#### Aim
Set each record down exactly, excluding all images.
— START OF Provided material —
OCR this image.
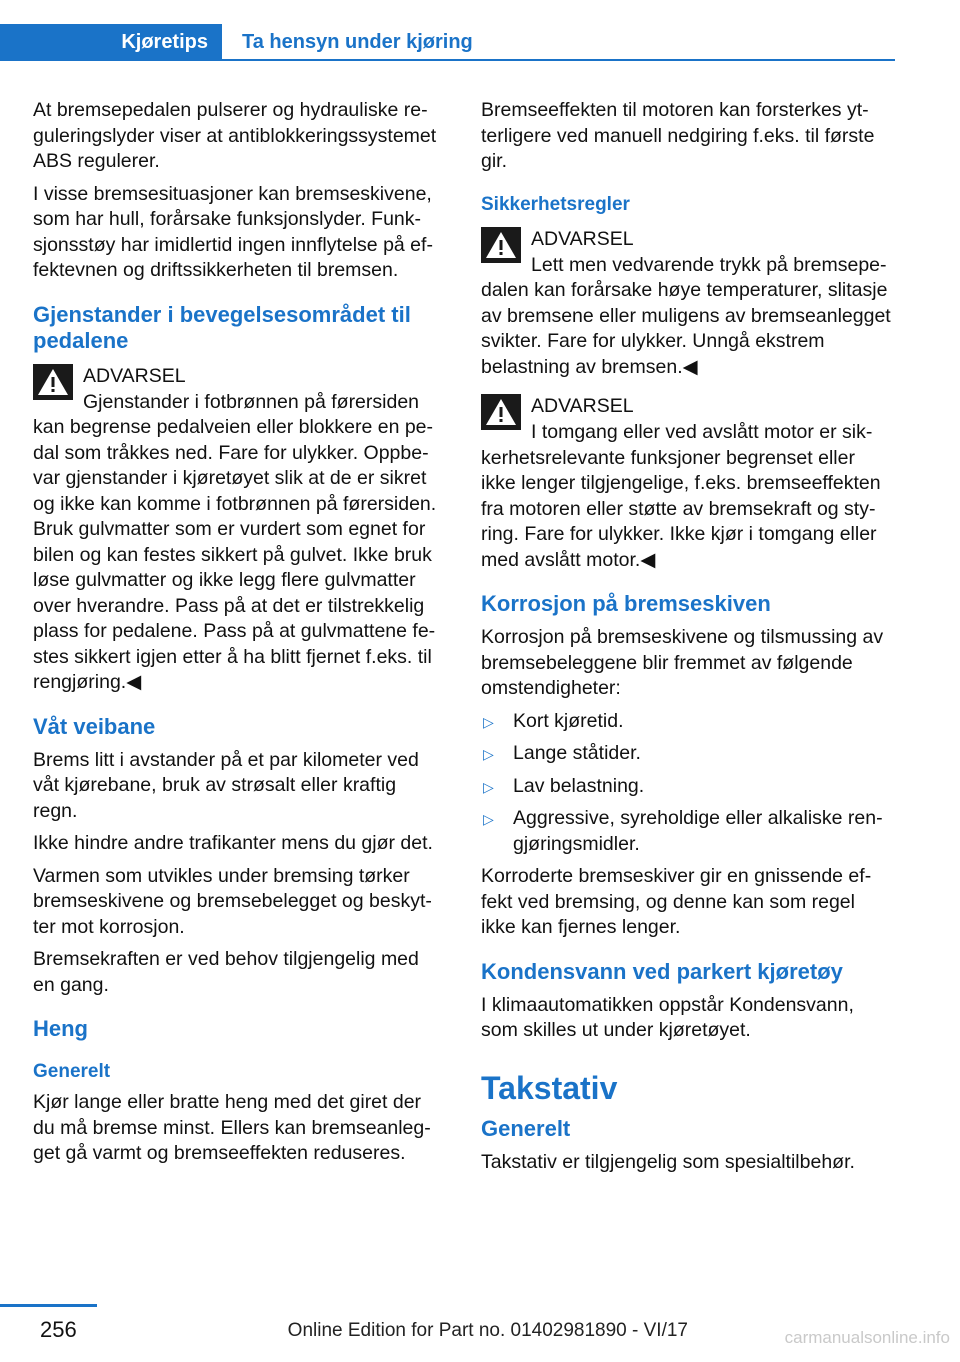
Kjøretips	Ta hensyn under kjøring

At bremsepedalen pulserer og hydrauliske reguleringslyder viser at antiblokkeringssystemet ABS regulerer.

I visse bremsesituasjoner kan bremseskivene, som har hull, forårsake funksjonslyder. Funksjonsstøy har imidlertid ingen innflytelse på effektevnen og driftssikkerheten til bremsen.

Gjenstander i bevegelsesområdet til pedalene
ADVARSEL
Gjenstander i fotbrønnen på førersiden kan begrense pedalveien eller blokkere en pedal som tråkkes ned. Fare for ulykker. Oppbevar gjenstander i kjøretøyet slik at de er sikret og ikke kan komme i fotbrønnen på førersiden. Bruk gulvmatter som er vurdert som egnet for bilen og kan festes sikkert på gulvet. Ikke bruk løse gulvmatter og ikke legg flere gulvmatter over hverandre. Pass på at det er tilstrekkelig plass for pedalene. Pass på at gulvmattene festes sikkert igjen etter å ha blitt fjernet f.eks. til rengjøring.◀
Våt veibane

Brems litt i avstander på et par kilometer ved våt kjørebane, bruk av strøsalt eller kraftig regn.

Ikke hindre andre trafikanter mens du gjør det.

Varmen som utvikles under bremsing tørker bremseskivene og bremsebelegget og beskytter mot korrosjon.

Bremsekraften er ved behov tilgjengelig med en gang.

Heng
Generelt

Kjør lange eller bratte heng med det giret der du må bremse minst. Ellers kan bremseanlegget gå varmt og bremseeffekten reduseres.

Bremseeffekten til motoren kan forsterkes ytterligere ved manuell nedgiring f.eks. til første gir.

Sikkerhetsregler
ADVARSEL
Lett men vedvarende trykk på bremsepedalen kan forårsake høye temperaturer, slitasje av bremsene eller muligens av bremseanlegget svikter. Fare for ulykker. Unngå ekstrem belastning av bremsen.◀
ADVARSEL
I tomgang eller ved avslått motor er sikkerhetsrelevante funksjoner begrenset eller ikke lenger tilgjengelige, f.eks. bremseeffekten fra motoren eller støtte av bremsekraft og styring. Fare for ulykker. Ikke kjør i tomgang eller med avslått motor.◀
Korrosjon på bremseskiven

Korrosjon på bremseskivene og tilsmussing av bremsebeleggene blir fremmet av følgende omstendigheter:

▷ Kort kjøretid.
▷ Lange ståtider.
▷ Lav belastning.
▷ Aggressive, syreholdige eller alkaliske rengjøringsmidler.

Korroderte bremseskiver gir en gnissende effekt ved bremsing, og denne kan som regel ikke kan fjernes lenger.

Kondensvann ved parkert kjøretøy

I klimaautomatikken oppstår Kondensvann, som skilles ut under kjøretøyet.

Takstativ
Generelt

Takstativ er tilgjengelig som spesialtilbehør.

256	Online Edition for Part no. 01402981890 - VI/17	carmanualsonline.info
— END OF Provided material —
#### Answer to the task
OCR this image.
Kjøretips	Ta hensyn under kjøring

At bremsepedalen pulserer og hydrauliske reguleringslyder viser at antiblokkeringssystemet ABS regulerer.

I visse bremsesituasjoner kan bremseskivene, som har hull, forårsake funksjonslyder. Funksjonsstøy har imidlertid ingen innflytelse på effektevnen og driftssikkerheten til bremsen.

Gjenstander i bevegelsesområdet til pedalene
ADVARSEL
Gjenstander i fotbrønnen på førersiden kan begrense pedalveien eller blokkere en pedal som tråkkes ned. Fare for ulykker. Oppbevar gjenstander i kjøretøyet slik at de er sikret og ikke kan komme i fotbrønnen på førersiden. Bruk gulvmatter som er vurdert som egnet for bilen og kan festes sikkert på gulvet. Ikke bruk løse gulvmatter og ikke legg flere gulvmatter over hverandre. Pass på at det er tilstrekkelig plass for pedalene. Pass på at gulvmattene festes sikkert igjen etter å ha blitt fjernet f.eks. til rengjøring.◀
Våt veibane

Brems litt i avstander på et par kilometer ved våt kjørebane, bruk av strøsalt eller kraftig regn.

Ikke hindre andre trafikanter mens du gjør det.

Varmen som utvikles under bremsing tørker bremseskivene og bremsebelegget og beskytter mot korrosjon.

Bremsekraften er ved behov tilgjengelig med en gang.

Heng
Generelt

Kjør lange eller bratte heng med det giret der du må bremse minst. Ellers kan bremseanlegget gå varmt og bremseeffekten reduseres.

Bremseeffekten til motoren kan forsterkes ytterligere ved manuell nedgiring f.eks. til første gir.

Sikkerhetsregler
ADVARSEL
Lett men vedvarende trykk på bremsepedalen kan forårsake høye temperaturer, slitasje av bremsene eller muligens av bremseanlegget svikter. Fare for ulykker. Unngå ekstrem belastning av bremsen.◀
ADVARSEL
I tomgang eller ved avslått motor er sikkerhetsrelevante funksjoner begrenset eller ikke lenger tilgjengelige, f.eks. bremseeffekten fra motoren eller støtte av bremsekraft og styring. Fare for ulykker. Ikke kjør i tomgang eller med avslått motor.◀
Korrosjon på bremseskiven

Korrosjon på bremseskivene og tilsmussing av bremsebeleggene blir fremmet av følgende omstendigheter:

▷ Kort kjøretid.
▷ Lange ståtider.
▷ Lav belastning.
▷ Aggressive, syreholdige eller alkaliske rengjøringsmidler.

Korroderte bremseskiver gir en gnissende effekt ved bremsing, og denne kan som regel ikke kan fjernes lenger.

Kondensvann ved parkert kjøretøy

I klimaautomatikken oppstår Kondensvann, som skilles ut under kjøretøyet.

Takstativ
Generelt

Takstativ er tilgjengelig som spesialtilbehør.

256	Online Edition for Part no. 01402981890 - VI/17	carmanualsonline.info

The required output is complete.